(Saved data entries)
---
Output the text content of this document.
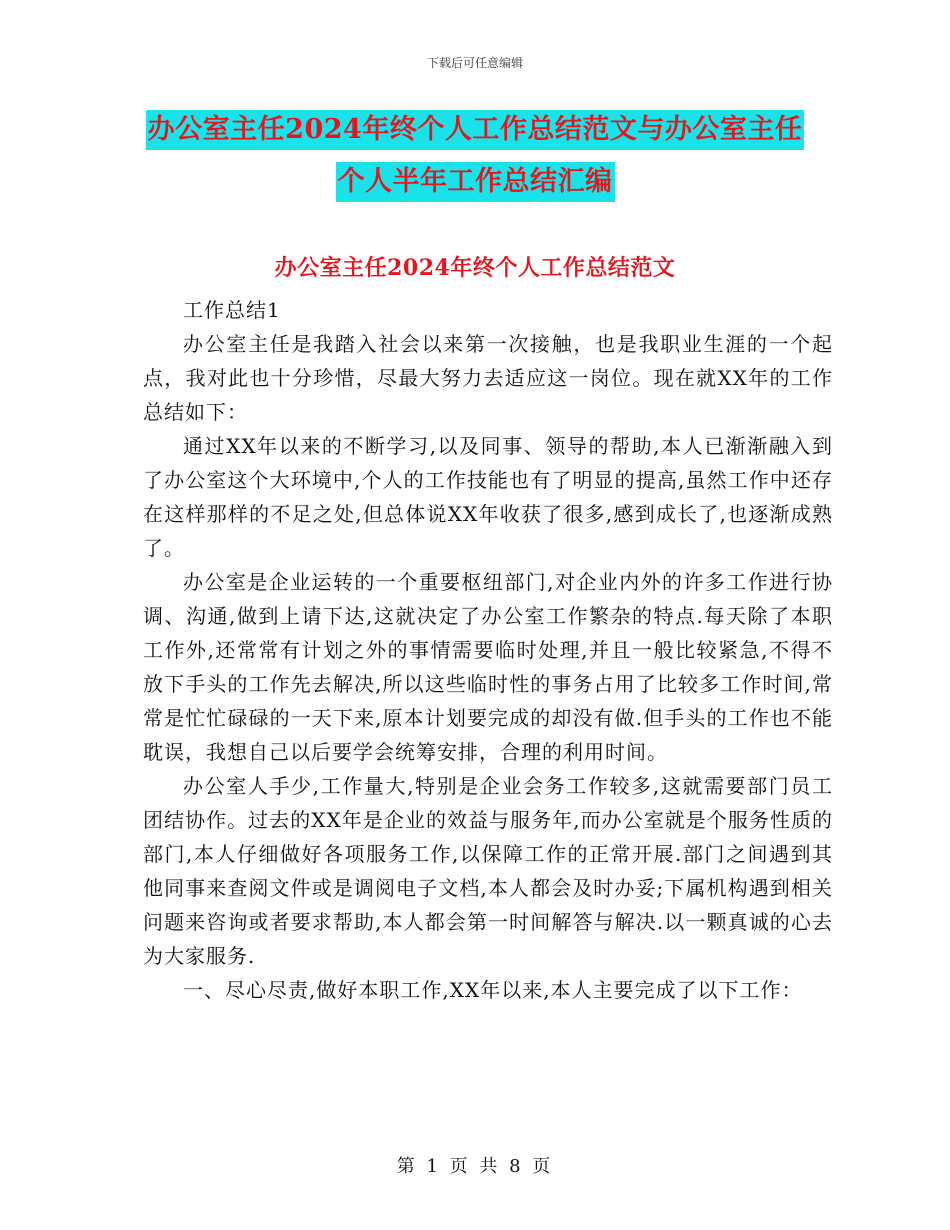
下载后可任意编辑
办公室主任2024年终个人工作总结范文与办公室主任
个人半年工作总结汇编
办公室主任2024年终个人工作总结范文

工作总结1

办公室主任是我踏入社会以来第一次接触，也是我职业生涯的一个起点，我对此也十分珍惜，尽最大努力去适应这一岗位。现在就XX年的工作总结如下：

通过XX年以来的不断学习,以及同事、领导的帮助,本人已渐渐融入到了办公室这个大环境中,个人的工作技能也有了明显的提高,虽然工作中还存在这样那样的不足之处,但总体说XX年收获了很多,感到成长了,也逐渐成熟了。

办公室是企业运转的一个重要枢纽部门,对企业内外的许多工作进行协调、沟通,做到上请下达,这就决定了办公室工作繁杂的特点.每天除了本职工作外,还常常有计划之外的事情需要临时处理,并且一般比较紧急,不得不放下手头的工作先去解决,所以这些临时性的事务占用了比较多工作时间,常常是忙忙碌碌的一天下来,原本计划要完成的却没有做.但手头的工作也不能耽误，我想自己以后要学会统筹安排，合理的利用时间。

办公室人手少,工作量大,特别是企业会务工作较多,这就需要部门员工团结协作。过去的XX年是企业的效益与服务年,而办公室就是个服务性质的部门,本人仔细做好各项服务工作,以保障工作的正常开展.部门之间遇到其他同事来查阅文件或是调阅电子文档,本人都会及时办妥;下属机构遇到相关问题来咨询或者要求帮助,本人都会第一时间解答与解决.以一颗真诚的心去为大家服务.

一、尽心尽责,做好本职工作,XX年以来,本人主要完成了以下工作：

第 1 页 共 8 页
---
- _Written request_
Reproduce the records, all of them, word for word; omit the pictures.

- _Task solution_
Output the text content of this document.
下载后可任意编辑
办公室主任2024年终个人工作总结范文与办公室主任
个人半年工作总结汇编
办公室主任2024年终个人工作总结范文

工作总结1

办公室主任是我踏入社会以来第一次接触，也是我职业生涯的一个起点，我对此也十分珍惜，尽最大努力去适应这一岗位。现在就XX年的工作总结如下：

通过XX年以来的不断学习,以及同事、领导的帮助,本人已渐渐融入到了办公室这个大环境中,个人的工作技能也有了明显的提高,虽然工作中还存在这样那样的不足之处,但总体说XX年收获了很多,感到成长了,也逐渐成熟了。

办公室是企业运转的一个重要枢纽部门,对企业内外的许多工作进行协调、沟通,做到上请下达,这就决定了办公室工作繁杂的特点.每天除了本职工作外,还常常有计划之外的事情需要临时处理,并且一般比较紧急,不得不放下手头的工作先去解决,所以这些临时性的事务占用了比较多工作时间,常常是忙忙碌碌的一天下来,原本计划要完成的却没有做.但手头的工作也不能耽误，我想自己以后要学会统筹安排，合理的利用时间。

办公室人手少,工作量大,特别是企业会务工作较多,这就需要部门员工团结协作。过去的XX年是企业的效益与服务年,而办公室就是个服务性质的部门,本人仔细做好各项服务工作,以保障工作的正常开展.部门之间遇到其他同事来查阅文件或是调阅电子文档,本人都会及时办妥;下属机构遇到相关问题来咨询或者要求帮助,本人都会第一时间解答与解决.以一颗真诚的心去为大家服务.

一、尽心尽责,做好本职工作,XX年以来,本人主要完成了以下工作：

第 1 页 共 8 页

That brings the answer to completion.